> **Stated task**
Reproduce all the entries precisely.

> **Entries with figure data**
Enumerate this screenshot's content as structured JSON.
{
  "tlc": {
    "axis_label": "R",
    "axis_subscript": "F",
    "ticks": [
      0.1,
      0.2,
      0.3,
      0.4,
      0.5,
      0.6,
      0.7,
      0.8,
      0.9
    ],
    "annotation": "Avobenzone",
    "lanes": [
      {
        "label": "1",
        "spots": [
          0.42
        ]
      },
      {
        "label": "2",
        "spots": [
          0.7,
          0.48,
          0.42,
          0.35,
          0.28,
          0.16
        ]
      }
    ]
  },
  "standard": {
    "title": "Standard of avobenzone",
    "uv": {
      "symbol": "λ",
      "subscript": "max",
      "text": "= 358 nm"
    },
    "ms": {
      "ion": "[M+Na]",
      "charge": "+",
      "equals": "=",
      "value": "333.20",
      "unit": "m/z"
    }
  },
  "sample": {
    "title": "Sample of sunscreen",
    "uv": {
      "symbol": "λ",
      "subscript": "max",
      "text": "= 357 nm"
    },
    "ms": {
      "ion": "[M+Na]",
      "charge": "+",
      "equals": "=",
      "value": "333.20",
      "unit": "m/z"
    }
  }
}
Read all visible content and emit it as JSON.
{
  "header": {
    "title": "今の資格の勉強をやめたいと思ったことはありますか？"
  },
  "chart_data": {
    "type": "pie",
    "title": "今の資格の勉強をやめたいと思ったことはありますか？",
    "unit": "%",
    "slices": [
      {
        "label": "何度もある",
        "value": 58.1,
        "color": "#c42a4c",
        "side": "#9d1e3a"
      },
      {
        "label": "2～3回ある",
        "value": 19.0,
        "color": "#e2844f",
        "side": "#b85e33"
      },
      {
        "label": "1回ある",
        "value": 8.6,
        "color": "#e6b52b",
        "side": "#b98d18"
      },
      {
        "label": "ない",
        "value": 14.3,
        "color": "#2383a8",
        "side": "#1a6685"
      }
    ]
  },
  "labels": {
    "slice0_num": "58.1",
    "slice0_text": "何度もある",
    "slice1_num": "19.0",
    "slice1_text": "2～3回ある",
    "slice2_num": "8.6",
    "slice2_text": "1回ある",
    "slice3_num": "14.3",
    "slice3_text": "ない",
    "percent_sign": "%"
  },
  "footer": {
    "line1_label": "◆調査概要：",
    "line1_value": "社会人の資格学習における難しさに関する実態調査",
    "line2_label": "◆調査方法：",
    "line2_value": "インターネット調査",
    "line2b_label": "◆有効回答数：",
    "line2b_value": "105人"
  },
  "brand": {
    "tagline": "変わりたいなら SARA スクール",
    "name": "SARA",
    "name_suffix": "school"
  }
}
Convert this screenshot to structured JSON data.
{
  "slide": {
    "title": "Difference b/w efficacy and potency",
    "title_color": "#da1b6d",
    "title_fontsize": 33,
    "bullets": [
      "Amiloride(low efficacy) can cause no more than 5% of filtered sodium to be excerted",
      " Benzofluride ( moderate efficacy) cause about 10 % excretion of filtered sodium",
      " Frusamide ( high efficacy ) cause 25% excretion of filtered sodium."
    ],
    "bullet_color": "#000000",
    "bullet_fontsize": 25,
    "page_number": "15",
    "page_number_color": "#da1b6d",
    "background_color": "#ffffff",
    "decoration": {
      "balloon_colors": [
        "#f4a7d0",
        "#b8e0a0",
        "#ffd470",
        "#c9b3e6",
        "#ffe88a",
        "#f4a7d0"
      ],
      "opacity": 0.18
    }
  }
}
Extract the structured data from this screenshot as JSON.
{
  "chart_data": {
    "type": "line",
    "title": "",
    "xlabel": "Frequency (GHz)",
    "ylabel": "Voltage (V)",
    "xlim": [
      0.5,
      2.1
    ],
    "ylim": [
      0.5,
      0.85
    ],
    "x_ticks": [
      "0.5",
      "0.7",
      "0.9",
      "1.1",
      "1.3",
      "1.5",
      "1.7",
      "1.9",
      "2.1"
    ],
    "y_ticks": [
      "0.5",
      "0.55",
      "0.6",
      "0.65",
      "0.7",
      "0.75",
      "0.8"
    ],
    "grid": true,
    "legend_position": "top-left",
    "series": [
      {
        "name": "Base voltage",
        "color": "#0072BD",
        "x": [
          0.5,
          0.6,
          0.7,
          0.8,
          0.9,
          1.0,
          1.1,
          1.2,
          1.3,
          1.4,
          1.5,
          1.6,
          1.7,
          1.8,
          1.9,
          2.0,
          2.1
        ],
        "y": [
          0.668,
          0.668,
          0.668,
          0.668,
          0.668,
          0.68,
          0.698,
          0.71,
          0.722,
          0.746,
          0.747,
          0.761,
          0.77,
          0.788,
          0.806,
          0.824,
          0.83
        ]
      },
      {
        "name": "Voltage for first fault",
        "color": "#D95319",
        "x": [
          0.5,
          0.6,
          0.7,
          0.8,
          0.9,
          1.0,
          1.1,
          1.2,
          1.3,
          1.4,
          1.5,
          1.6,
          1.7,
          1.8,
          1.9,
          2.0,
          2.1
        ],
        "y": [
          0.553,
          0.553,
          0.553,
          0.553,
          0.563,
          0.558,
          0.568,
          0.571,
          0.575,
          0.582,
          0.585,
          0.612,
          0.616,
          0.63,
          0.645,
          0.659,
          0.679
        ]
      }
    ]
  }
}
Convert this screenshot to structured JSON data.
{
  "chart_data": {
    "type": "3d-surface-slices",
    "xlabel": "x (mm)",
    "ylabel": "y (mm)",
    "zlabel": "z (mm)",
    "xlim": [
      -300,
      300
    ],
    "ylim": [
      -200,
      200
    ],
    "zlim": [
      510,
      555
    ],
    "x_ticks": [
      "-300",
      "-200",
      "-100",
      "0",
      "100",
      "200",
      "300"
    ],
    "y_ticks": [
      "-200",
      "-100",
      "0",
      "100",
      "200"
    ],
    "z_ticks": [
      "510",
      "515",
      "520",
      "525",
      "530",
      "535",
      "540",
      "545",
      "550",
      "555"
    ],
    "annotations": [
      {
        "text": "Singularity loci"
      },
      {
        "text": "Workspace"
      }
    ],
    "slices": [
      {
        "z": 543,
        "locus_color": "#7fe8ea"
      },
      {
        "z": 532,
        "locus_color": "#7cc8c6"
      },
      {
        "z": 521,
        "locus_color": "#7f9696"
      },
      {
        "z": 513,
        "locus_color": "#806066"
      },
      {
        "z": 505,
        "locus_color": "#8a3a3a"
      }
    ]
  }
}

> **Result of the exercise**
Enumerate this screenshot's content as structured JSON.
{
  "tlc": {
    "axis_label": "R",
    "axis_subscript": "F",
    "ticks": [
      0.1,
      0.2,
      0.3,
      0.4,
      0.5,
      0.6,
      0.7,
      0.8,
      0.9
    ],
    "annotation": "Avobenzone",
    "lanes": [
      {
        "label": "1",
        "spots": [
          0.42
        ]
      },
      {
        "label": "2",
        "spots": [
          0.7,
          0.48,
          0.42,
          0.35,
          0.28,
          0.16
        ]
      }
    ]
  },
  "standard": {
    "title": "Standard of avobenzone",
    "uv": {
      "symbol": "λ",
      "subscript": "max",
      "text": "= 358 nm"
    },
    "ms": {
      "ion": "[M+Na]",
      "charge": "+",
      "equals": "=",
      "value": "333.20",
      "unit": "m/z"
    }
  },
  "sample": {
    "title": "Sample of sunscreen",
    "uv": {
      "symbol": "λ",
      "subscript": "max",
      "text": "= 357 nm"
    },
    "ms": {
      "ion": "[M+Na]",
      "charge": "+",
      "equals": "=",
      "value": "333.20",
      "unit": "m/z"
    }
  }
}
Read all visible content and emit it as JSON.
{
  "header": {
    "title": "今の資格の勉強をやめたいと思ったことはありますか？"
  },
  "chart_data": {
    "type": "pie",
    "title": "今の資格の勉強をやめたいと思ったことはありますか？",
    "unit": "%",
    "slices": [
      {
        "label": "何度もある",
        "value": 58.1,
        "color": "#c42a4c",
        "side": "#9d1e3a"
      },
      {
        "label": "2～3回ある",
        "value": 19.0,
        "color": "#e2844f",
        "side": "#b85e33"
      },
      {
        "label": "1回ある",
        "value": 8.6,
        "color": "#e6b52b",
        "side": "#b98d18"
      },
      {
        "label": "ない",
        "value": 14.3,
        "color": "#2383a8",
        "side": "#1a6685"
      }
    ]
  },
  "labels": {
    "slice0_num": "58.1",
    "slice0_text": "何度もある",
    "slice1_num": "19.0",
    "slice1_text": "2～3回ある",
    "slice2_num": "8.6",
    "slice2_text": "1回ある",
    "slice3_num": "14.3",
    "slice3_text": "ない",
    "percent_sign": "%"
  },
  "footer": {
    "line1_label": "◆調査概要：",
    "line1_value": "社会人の資格学習における難しさに関する実態調査",
    "line2_label": "◆調査方法：",
    "line2_value": "インターネット調査",
    "line2b_label": "◆有効回答数：",
    "line2b_value": "105人"
  },
  "brand": {
    "tagline": "変わりたいなら SARA スクール",
    "name": "SARA",
    "name_suffix": "school"
  }
}
Convert this screenshot to structured JSON data.
{
  "slide": {
    "title": "Difference b/w efficacy and potency",
    "title_color": "#da1b6d",
    "title_fontsize": 33,
    "bullets": [
      "Amiloride(low efficacy) can cause no more than 5% of filtered sodium to be excerted",
      " Benzofluride ( moderate efficacy) cause about 10 % excretion of filtered sodium",
      " Frusamide ( high efficacy ) cause 25% excretion of filtered sodium."
    ],
    "bullet_color": "#000000",
    "bullet_fontsize": 25,
    "page_number": "15",
    "page_number_color": "#da1b6d",
    "background_color": "#ffffff",
    "decoration": {
      "balloon_colors": [
        "#f4a7d0",
        "#b8e0a0",
        "#ffd470",
        "#c9b3e6",
        "#ffe88a",
        "#f4a7d0"
      ],
      "opacity": 0.18
    }
  }
}
Extract the structured data from this screenshot as JSON.
{
  "chart_data": {
    "type": "line",
    "title": "",
    "xlabel": "Frequency (GHz)",
    "ylabel": "Voltage (V)",
    "xlim": [
      0.5,
      2.1
    ],
    "ylim": [
      0.5,
      0.85
    ],
    "x_ticks": [
      "0.5",
      "0.7",
      "0.9",
      "1.1",
      "1.3",
      "1.5",
      "1.7",
      "1.9",
      "2.1"
    ],
    "y_ticks": [
      "0.5",
      "0.55",
      "0.6",
      "0.65",
      "0.7",
      "0.75",
      "0.8"
    ],
    "grid": true,
    "legend_position": "top-left",
    "series": [
      {
        "name": "Base voltage",
        "color": "#0072BD",
        "x": [
          0.5,
          0.6,
          0.7,
          0.8,
          0.9,
          1.0,
          1.1,
          1.2,
          1.3,
          1.4,
          1.5,
          1.6,
          1.7,
          1.8,
          1.9,
          2.0,
          2.1
        ],
        "y": [
          0.668,
          0.668,
          0.668,
          0.668,
          0.668,
          0.68,
          0.698,
          0.71,
          0.722,
          0.746,
          0.747,
          0.761,
          0.77,
          0.788,
          0.806,
          0.824,
          0.83
        ]
      },
      {
        "name": "Voltage for first fault",
        "color": "#D95319",
        "x": [
          0.5,
          0.6,
          0.7,
          0.8,
          0.9,
          1.0,
          1.1,
          1.2,
          1.3,
          1.4,
          1.5,
          1.6,
          1.7,
          1.8,
          1.9,
          2.0,
          2.1
        ],
        "y": [
          0.553,
          0.553,
          0.553,
          0.553,
          0.563,
          0.558,
          0.568,
          0.571,
          0.575,
          0.582,
          0.585,
          0.612,
          0.616,
          0.63,
          0.645,
          0.659,
          0.679
        ]
      }
    ]
  }
}
Convert this screenshot to structured JSON data.
{
  "chart_data": {
    "type": "3d-surface-slices",
    "xlabel": "x (mm)",
    "ylabel": "y (mm)",
    "zlabel": "z (mm)",
    "xlim": [
      -300,
      300
    ],
    "ylim": [
      -200,
      200
    ],
    "zlim": [
      510,
      555
    ],
    "x_ticks": [
      "-300",
      "-200",
      "-100",
      "0",
      "100",
      "200",
      "300"
    ],
    "y_ticks": [
      "-200",
      "-100",
      "0",
      "100",
      "200"
    ],
    "z_ticks": [
      "510",
      "515",
      "520",
      "525",
      "530",
      "535",
      "540",
      "545",
      "550",
      "555"
    ],
    "annotations": [
      {
        "text": "Singularity loci"
      },
      {
        "text": "Workspace"
      }
    ],
    "slices": [
      {
        "z": 543,
        "locus_color": "#7fe8ea"
      },
      {
        "z": 532,
        "locus_color": "#7cc8c6"
      },
      {
        "z": 521,
        "locus_color": "#7f9696"
      },
      {
        "z": 513,
        "locus_color": "#806066"
      },
      {
        "z": 505,
        "locus_color": "#8a3a3a"
      }
    ]
  }
}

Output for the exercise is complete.